• GOAL:
Look through the data below and report how many lines include "Liquidity". Only the number should be given.

• INPUT RECORDS:

※

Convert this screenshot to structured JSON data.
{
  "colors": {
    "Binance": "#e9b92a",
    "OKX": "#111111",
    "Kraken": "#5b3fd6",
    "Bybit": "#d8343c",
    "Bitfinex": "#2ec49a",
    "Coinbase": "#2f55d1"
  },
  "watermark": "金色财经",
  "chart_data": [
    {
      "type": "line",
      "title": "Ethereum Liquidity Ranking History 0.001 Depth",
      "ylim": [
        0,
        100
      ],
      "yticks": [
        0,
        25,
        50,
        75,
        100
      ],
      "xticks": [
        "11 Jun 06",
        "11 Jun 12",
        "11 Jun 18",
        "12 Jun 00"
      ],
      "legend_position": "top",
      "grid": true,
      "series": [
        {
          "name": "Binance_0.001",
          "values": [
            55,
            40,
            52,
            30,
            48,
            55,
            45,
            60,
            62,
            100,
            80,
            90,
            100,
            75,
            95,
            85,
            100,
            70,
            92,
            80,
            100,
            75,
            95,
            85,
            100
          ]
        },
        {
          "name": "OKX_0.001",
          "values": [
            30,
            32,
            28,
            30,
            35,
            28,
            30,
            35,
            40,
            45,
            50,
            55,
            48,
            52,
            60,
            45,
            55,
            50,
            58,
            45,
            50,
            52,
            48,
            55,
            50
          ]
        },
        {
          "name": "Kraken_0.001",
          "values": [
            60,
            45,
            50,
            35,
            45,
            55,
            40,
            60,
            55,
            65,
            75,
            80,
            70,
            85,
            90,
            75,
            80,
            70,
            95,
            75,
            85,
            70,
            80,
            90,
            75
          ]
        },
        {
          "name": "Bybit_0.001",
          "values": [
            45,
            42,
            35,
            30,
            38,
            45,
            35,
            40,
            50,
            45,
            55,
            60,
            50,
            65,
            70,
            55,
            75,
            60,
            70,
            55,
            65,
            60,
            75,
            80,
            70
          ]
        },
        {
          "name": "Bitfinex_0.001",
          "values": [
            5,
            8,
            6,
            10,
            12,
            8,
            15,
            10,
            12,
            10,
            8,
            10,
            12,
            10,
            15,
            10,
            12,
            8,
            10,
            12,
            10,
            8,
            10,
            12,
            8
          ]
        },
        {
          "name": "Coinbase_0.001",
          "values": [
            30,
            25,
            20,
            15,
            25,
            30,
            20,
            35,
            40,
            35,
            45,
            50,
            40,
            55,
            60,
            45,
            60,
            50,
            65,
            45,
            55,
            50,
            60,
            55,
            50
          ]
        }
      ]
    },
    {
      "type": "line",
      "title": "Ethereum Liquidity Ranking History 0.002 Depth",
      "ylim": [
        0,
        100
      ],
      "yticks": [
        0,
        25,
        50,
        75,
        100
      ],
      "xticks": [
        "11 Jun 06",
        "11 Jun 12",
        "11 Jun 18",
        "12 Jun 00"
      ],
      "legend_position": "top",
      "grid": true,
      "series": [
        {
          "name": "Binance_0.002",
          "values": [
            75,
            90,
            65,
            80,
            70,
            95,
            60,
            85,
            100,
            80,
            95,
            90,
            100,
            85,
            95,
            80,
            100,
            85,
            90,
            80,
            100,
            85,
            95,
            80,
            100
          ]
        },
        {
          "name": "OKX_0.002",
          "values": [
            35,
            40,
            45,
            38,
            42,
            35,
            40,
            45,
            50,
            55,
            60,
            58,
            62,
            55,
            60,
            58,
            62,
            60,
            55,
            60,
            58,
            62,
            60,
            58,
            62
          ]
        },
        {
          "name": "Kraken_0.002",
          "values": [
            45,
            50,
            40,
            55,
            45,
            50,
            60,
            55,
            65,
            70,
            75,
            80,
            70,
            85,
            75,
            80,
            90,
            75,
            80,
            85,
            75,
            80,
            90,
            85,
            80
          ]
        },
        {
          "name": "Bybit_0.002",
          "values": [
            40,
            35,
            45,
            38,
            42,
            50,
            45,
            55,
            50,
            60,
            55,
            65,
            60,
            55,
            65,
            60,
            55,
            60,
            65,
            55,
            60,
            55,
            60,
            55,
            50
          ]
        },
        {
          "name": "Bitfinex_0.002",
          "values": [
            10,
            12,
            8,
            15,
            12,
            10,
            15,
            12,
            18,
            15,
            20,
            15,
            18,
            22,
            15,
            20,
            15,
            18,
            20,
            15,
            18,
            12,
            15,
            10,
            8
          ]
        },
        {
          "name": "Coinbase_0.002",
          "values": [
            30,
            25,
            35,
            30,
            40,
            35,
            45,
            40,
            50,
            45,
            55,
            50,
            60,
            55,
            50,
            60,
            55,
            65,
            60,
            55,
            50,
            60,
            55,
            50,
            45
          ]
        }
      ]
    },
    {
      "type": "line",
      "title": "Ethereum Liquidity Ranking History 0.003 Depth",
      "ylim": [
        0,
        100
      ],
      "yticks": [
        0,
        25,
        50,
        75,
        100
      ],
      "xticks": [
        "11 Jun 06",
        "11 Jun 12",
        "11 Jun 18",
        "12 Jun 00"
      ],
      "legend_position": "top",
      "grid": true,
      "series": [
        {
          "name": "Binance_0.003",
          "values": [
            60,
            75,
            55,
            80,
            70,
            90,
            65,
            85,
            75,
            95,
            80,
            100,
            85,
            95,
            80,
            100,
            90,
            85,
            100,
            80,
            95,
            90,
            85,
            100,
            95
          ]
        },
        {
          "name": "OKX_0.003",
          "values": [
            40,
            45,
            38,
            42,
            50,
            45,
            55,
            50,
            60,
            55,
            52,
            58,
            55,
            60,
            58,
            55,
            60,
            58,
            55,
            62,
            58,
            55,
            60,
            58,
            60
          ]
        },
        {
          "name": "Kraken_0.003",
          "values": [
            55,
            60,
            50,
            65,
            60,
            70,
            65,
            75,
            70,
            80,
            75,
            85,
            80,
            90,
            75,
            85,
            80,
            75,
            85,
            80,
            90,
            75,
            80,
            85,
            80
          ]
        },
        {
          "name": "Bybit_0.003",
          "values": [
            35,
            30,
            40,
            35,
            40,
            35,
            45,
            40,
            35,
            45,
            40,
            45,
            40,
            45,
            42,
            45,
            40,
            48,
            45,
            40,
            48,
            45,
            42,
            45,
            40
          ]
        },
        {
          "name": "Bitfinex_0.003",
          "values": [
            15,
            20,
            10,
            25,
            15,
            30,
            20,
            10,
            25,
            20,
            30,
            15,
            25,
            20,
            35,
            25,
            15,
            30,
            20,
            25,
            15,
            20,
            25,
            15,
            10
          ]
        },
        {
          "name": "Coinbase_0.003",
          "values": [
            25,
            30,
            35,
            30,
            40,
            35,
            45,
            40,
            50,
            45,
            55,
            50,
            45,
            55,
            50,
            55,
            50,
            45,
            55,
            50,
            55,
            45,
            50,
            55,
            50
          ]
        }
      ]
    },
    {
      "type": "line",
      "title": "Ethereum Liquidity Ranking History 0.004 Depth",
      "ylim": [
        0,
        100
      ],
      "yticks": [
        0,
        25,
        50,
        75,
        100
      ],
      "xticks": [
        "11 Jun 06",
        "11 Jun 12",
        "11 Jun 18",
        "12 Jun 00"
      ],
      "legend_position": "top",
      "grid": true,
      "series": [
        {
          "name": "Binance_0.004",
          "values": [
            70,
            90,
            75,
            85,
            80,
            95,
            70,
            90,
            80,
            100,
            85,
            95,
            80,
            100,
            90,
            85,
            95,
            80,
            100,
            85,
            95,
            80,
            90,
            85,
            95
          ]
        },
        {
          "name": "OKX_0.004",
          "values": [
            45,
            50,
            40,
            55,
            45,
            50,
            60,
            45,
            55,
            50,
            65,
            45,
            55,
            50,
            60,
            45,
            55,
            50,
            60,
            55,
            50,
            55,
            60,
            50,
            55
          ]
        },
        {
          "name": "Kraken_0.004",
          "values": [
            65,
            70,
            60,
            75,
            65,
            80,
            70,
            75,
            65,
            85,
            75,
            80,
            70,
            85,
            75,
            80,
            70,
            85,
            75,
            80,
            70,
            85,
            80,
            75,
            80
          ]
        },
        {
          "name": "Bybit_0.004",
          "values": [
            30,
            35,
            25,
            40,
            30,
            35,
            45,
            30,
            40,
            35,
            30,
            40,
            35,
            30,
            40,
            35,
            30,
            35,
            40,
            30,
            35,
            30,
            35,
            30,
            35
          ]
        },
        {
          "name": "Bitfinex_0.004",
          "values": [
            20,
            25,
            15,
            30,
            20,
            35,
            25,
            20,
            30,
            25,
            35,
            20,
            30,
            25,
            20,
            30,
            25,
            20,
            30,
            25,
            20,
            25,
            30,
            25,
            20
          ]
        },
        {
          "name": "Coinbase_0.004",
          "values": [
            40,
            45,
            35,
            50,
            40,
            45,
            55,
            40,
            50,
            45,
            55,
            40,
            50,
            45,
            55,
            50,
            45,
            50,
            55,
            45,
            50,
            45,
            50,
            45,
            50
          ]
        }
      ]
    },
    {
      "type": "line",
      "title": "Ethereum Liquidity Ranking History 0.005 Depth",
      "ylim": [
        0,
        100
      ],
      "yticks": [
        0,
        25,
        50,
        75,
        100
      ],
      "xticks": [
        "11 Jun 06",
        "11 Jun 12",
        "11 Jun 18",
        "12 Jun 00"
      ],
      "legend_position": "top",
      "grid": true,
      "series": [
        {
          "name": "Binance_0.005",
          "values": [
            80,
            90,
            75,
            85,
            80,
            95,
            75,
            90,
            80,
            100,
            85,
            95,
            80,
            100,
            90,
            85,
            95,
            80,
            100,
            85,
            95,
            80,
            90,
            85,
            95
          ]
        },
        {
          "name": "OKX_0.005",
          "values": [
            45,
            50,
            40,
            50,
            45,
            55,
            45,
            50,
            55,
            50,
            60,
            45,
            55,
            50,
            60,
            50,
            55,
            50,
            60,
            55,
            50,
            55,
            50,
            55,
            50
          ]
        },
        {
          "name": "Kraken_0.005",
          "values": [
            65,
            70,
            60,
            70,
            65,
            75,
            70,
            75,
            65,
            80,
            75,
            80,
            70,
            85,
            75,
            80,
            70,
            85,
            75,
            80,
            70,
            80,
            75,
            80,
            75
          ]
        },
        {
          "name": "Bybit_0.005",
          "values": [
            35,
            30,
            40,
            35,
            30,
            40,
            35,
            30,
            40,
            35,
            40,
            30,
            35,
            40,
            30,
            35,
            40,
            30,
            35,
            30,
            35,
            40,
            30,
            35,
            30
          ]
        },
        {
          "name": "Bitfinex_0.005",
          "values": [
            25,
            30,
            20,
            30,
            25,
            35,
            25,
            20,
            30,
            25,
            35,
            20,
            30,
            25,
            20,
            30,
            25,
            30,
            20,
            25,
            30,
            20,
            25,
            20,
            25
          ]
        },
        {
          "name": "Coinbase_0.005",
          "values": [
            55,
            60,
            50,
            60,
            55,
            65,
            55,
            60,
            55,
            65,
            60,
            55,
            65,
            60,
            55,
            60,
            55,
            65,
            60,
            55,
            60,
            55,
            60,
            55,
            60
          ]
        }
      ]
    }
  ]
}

※

• ANSWER TO THIS EXERCISE:
5